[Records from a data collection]
########

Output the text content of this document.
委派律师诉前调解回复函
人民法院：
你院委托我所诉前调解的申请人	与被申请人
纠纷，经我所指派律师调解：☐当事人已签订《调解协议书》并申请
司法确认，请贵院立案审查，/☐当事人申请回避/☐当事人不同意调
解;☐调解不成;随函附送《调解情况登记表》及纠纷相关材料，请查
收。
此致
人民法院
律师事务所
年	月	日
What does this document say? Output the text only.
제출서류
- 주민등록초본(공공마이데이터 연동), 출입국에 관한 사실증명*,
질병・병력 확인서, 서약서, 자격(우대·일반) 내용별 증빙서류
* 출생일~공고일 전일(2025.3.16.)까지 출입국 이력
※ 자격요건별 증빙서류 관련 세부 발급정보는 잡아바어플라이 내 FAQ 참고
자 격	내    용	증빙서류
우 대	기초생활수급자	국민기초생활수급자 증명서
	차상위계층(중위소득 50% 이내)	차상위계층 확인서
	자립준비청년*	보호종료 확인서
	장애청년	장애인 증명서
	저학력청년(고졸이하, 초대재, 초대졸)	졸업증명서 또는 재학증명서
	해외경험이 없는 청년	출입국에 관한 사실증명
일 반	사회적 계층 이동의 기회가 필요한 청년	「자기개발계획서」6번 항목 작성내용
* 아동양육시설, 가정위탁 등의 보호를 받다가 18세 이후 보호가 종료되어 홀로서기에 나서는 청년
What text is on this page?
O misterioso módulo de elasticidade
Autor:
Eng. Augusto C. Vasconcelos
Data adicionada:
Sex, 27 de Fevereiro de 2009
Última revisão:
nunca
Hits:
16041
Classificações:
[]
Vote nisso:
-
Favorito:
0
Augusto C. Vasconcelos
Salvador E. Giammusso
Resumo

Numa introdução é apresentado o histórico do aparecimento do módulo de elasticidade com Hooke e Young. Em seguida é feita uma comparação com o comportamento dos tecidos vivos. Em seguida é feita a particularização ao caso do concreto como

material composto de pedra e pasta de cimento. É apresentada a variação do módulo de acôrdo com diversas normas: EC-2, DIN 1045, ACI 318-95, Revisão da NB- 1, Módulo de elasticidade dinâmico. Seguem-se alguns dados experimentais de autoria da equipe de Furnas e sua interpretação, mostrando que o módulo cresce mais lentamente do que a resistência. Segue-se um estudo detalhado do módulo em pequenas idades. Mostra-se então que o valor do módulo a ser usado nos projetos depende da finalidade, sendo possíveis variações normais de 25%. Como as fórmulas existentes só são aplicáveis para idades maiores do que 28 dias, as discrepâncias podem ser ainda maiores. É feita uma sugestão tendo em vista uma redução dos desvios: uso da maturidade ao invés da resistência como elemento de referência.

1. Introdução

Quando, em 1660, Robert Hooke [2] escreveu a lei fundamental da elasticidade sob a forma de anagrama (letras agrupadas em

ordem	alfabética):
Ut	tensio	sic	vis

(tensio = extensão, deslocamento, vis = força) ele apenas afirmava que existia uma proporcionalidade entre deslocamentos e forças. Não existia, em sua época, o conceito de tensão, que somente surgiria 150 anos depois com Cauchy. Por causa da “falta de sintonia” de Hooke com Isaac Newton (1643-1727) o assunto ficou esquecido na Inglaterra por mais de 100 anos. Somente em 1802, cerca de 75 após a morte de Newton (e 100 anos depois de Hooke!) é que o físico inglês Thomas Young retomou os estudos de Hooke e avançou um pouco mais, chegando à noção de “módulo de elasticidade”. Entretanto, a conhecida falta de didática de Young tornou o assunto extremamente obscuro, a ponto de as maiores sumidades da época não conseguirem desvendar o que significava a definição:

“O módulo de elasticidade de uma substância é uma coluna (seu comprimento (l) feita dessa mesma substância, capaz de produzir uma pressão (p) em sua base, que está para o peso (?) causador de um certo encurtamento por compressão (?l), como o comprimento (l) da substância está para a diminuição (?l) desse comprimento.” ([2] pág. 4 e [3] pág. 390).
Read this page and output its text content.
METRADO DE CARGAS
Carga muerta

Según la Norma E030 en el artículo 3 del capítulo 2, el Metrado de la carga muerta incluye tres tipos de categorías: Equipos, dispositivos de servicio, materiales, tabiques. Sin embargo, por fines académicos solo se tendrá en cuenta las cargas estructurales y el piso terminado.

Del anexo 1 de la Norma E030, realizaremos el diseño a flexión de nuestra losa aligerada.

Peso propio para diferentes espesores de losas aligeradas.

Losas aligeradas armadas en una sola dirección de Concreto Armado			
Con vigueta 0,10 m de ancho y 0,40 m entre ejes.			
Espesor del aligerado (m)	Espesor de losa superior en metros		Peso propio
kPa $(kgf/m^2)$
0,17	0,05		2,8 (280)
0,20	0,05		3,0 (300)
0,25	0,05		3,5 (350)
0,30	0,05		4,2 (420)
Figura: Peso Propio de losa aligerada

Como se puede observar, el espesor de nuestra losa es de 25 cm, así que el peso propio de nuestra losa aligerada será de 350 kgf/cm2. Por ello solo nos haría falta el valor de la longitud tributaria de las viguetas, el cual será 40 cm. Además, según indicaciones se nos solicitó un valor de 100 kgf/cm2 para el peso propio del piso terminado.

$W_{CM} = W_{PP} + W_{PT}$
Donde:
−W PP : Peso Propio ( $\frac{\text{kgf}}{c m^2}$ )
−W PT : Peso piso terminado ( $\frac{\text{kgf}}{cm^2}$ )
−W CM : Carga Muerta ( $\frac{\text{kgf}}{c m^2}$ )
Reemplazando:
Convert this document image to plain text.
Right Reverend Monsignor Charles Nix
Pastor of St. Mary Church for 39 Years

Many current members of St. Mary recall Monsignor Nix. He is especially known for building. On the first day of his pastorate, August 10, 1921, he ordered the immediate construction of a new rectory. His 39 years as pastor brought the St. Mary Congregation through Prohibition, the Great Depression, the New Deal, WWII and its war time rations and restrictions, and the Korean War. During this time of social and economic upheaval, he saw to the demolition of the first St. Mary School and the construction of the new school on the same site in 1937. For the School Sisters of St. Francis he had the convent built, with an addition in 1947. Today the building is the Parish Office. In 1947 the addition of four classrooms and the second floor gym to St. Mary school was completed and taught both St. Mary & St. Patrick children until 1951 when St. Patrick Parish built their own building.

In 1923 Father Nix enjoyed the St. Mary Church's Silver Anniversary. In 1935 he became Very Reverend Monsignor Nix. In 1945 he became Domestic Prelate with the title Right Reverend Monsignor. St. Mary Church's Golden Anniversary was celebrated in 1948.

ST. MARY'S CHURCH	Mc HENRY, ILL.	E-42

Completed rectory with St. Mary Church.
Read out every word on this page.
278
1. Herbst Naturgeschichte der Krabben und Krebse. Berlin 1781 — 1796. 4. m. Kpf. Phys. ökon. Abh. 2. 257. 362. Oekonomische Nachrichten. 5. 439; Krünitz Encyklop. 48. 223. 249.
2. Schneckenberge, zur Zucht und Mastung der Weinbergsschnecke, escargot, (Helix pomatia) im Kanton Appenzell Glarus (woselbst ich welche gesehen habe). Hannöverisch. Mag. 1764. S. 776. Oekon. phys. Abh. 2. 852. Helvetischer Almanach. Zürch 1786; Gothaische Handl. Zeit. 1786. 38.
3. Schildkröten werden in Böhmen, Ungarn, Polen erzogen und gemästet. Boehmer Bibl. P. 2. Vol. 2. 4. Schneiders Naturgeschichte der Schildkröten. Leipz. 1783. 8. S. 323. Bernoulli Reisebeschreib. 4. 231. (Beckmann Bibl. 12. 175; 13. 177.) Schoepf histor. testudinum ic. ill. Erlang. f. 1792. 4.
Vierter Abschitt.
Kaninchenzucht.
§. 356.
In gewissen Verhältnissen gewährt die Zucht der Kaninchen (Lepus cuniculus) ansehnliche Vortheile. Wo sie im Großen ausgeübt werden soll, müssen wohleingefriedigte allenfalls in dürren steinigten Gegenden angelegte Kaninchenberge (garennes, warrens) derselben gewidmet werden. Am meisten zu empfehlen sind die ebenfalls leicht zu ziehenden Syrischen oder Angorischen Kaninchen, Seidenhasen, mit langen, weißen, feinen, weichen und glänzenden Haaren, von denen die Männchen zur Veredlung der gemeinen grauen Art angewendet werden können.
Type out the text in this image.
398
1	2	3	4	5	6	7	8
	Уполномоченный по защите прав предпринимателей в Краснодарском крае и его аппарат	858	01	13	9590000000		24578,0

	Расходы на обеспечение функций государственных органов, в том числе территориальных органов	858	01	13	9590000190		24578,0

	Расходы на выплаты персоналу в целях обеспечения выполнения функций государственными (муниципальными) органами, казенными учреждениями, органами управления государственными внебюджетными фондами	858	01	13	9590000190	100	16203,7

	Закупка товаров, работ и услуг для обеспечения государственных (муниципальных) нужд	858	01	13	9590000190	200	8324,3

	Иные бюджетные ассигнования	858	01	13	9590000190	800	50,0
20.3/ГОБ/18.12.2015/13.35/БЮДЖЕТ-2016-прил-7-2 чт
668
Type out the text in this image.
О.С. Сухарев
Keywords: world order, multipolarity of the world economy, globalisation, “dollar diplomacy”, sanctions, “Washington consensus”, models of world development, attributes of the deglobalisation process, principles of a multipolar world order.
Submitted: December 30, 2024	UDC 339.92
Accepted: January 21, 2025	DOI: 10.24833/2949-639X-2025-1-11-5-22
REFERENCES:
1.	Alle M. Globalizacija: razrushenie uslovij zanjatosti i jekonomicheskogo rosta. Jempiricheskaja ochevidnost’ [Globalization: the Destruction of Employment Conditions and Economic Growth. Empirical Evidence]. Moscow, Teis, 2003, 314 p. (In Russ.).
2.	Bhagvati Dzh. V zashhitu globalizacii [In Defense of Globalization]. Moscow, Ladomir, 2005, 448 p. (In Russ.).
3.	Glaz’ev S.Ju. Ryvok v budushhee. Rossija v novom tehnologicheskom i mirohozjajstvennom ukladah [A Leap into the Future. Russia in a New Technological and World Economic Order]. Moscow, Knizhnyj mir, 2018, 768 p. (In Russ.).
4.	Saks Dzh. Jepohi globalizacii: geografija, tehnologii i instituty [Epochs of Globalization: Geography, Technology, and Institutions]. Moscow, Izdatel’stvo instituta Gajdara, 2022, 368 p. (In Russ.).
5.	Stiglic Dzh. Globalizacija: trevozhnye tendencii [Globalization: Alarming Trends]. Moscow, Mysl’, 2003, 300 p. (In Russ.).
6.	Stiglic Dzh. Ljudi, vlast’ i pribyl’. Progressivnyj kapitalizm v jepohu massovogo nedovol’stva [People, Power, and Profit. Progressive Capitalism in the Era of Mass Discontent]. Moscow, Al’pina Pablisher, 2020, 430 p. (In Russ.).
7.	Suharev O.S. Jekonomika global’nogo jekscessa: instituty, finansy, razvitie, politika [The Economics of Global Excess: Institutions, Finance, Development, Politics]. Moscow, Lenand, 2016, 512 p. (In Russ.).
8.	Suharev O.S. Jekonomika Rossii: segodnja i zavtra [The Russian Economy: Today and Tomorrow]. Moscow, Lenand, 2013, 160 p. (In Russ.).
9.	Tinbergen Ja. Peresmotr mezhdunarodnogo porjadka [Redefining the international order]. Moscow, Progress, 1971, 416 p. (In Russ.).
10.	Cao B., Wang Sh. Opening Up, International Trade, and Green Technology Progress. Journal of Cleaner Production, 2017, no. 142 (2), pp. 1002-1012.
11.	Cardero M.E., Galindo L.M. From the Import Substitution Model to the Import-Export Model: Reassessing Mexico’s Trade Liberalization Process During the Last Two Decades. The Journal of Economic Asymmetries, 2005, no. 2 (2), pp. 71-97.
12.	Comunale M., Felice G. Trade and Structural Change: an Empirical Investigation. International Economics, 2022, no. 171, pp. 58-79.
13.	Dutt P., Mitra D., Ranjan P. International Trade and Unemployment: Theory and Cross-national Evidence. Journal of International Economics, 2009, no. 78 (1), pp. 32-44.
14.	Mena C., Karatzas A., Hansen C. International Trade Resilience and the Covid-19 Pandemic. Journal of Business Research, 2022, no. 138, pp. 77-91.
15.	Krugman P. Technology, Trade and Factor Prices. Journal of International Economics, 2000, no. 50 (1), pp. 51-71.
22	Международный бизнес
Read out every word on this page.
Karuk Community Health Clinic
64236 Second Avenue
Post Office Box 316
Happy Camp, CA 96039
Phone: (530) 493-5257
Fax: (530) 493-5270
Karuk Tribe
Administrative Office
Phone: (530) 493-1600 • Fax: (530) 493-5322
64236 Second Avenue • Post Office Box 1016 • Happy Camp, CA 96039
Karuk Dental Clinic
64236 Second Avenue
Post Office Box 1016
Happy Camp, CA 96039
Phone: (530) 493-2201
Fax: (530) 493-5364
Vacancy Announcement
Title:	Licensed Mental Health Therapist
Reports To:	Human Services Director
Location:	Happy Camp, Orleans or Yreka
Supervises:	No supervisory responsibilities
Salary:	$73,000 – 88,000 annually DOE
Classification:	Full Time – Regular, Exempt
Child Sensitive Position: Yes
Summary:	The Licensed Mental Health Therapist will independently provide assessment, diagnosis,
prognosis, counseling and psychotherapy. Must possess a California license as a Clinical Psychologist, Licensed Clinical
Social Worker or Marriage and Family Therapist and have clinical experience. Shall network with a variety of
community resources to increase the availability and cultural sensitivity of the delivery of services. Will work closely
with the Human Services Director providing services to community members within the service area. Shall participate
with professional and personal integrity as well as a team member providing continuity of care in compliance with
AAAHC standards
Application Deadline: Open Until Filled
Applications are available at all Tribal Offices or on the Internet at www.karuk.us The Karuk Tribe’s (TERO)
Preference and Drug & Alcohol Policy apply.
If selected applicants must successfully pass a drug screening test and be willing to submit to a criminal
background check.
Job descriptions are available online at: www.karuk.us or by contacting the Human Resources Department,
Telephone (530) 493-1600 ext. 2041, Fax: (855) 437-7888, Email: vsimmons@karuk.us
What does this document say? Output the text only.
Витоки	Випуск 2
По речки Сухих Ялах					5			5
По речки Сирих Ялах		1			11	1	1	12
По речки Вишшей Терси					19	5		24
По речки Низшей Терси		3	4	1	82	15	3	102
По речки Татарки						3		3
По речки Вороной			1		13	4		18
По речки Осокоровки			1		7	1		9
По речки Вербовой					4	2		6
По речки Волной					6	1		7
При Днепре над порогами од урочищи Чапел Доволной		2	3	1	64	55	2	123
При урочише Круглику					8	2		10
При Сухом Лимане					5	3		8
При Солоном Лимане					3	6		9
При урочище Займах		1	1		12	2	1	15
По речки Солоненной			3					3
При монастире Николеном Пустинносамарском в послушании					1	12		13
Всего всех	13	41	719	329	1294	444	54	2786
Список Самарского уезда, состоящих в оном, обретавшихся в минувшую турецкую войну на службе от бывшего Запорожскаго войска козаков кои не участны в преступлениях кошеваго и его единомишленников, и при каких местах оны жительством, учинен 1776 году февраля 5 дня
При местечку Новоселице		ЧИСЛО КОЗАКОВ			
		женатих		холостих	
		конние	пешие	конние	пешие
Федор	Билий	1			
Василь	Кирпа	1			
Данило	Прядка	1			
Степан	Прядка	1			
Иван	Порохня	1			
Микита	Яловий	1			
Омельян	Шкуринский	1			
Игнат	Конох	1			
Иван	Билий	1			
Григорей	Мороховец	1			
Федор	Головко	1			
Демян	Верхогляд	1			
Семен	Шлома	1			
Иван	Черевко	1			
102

########

- GIVEN TASK: Go through the material and select each line with the string "Vasconcelos" in it.

- EXERCISE RESULT:
Eng. Augusto C. Vasconcelos
Augusto C. Vasconcelos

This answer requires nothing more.